* _Your assignment_:
Copy each line of the data below exactly, leaving out pictures.
=======
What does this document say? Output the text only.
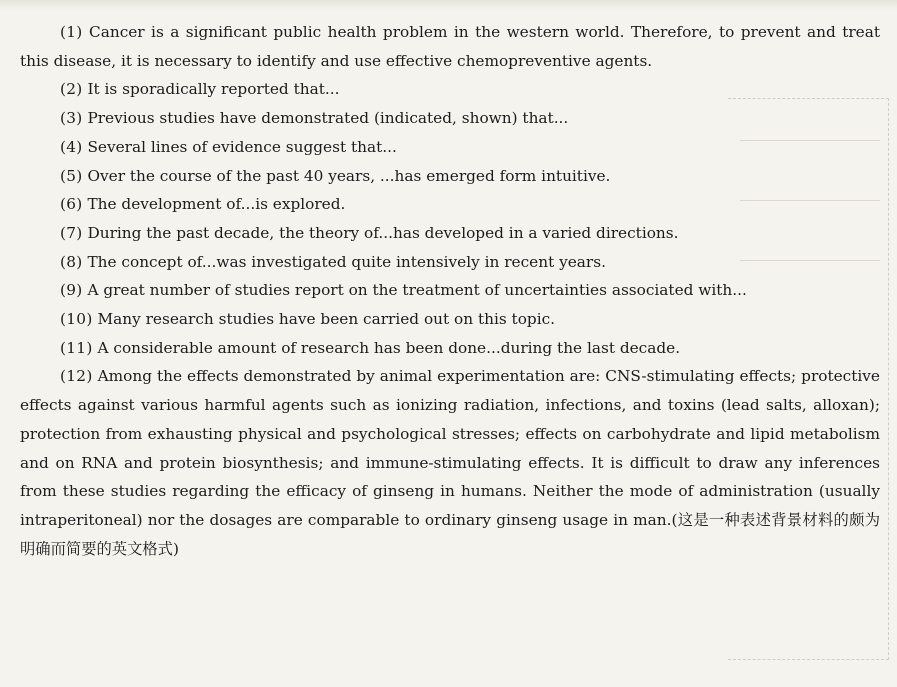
(1) Cancer is a significant public health problem in the western world. Therefore, to prevent and treat this disease, it is necessary to identify and use effective chemopreventive agents.

(2) It is sporadically reported that...

(3) Previous studies have demonstrated (indicated, shown) that...

(4) Several lines of evidence suggest that...

(5) Over the course of the past 40 years, ...has emerged form intuitive.

(6) The development of...is explored.

(7) During the past decade, the theory of...has developed in a varied directions.

(8) The concept of...was investigated quite intensively in recent years.

(9) A great number of studies report on the treatment of uncertainties associated with...

(10) Many research studies have been carried out on this topic.

(11) A considerable amount of research has been done...during the last decade.

(12) Among the effects demonstrated by animal experimentation are: CNS-stimulating effects; protective effects against various harmful agents such as ionizing radiation, infections, and toxins (lead salts, alloxan); protection from exhausting physical and psychological stresses; effects on carbohydrate and lipid metabolism and on RNA and protein biosynthesis; and immune-stimulating effects. It is difficult to draw any inferences from these studies regarding the efficacy of ginseng in humans. Neither the mode of administration (usually intraperitoneal) nor the dosages are comparable to ordinary ginseng usage in man.(这是一种表述背景材料的颇为明确而简要的英文格式)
=======
* _Task result_:
What does this document say? Output the text only.
(1) Cancer is a significant public health problem in the western world. Therefore, to prevent and treat this disease, it is necessary to identify and use effective chemopreventive agents.

(2) It is sporadically reported that...

(3) Previous studies have demonstrated (indicated, shown) that...

(4) Several lines of evidence suggest that...

(5) Over the course of the past 40 years, ...has emerged form intuitive.

(6) The development of...is explored.

(7) During the past decade, the theory of...has developed in a varied directions.

(8) The concept of...was investigated quite intensively in recent years.

(9) A great number of studies report on the treatment of uncertainties associated with...

(10) Many research studies have been carried out on this topic.

(11) A considerable amount of research has been done...during the last decade.

(12) Among the effects demonstrated by animal experimentation are: CNS-stimulating effects; protective effects against various harmful agents such as ionizing radiation, infections, and toxins (lead salts, alloxan); protection from exhausting physical and psychological stresses; effects on carbohydrate and lipid metabolism and on RNA and protein biosynthesis; and immune-stimulating effects. It is difficult to draw any inferences from these studies regarding the efficacy of ginseng in humans. Neither the mode of administration (usually intraperitoneal) nor the dosages are comparable to ordinary ginseng usage in man.(这是一种表述背景材料的颇为明确而简要的英文格式)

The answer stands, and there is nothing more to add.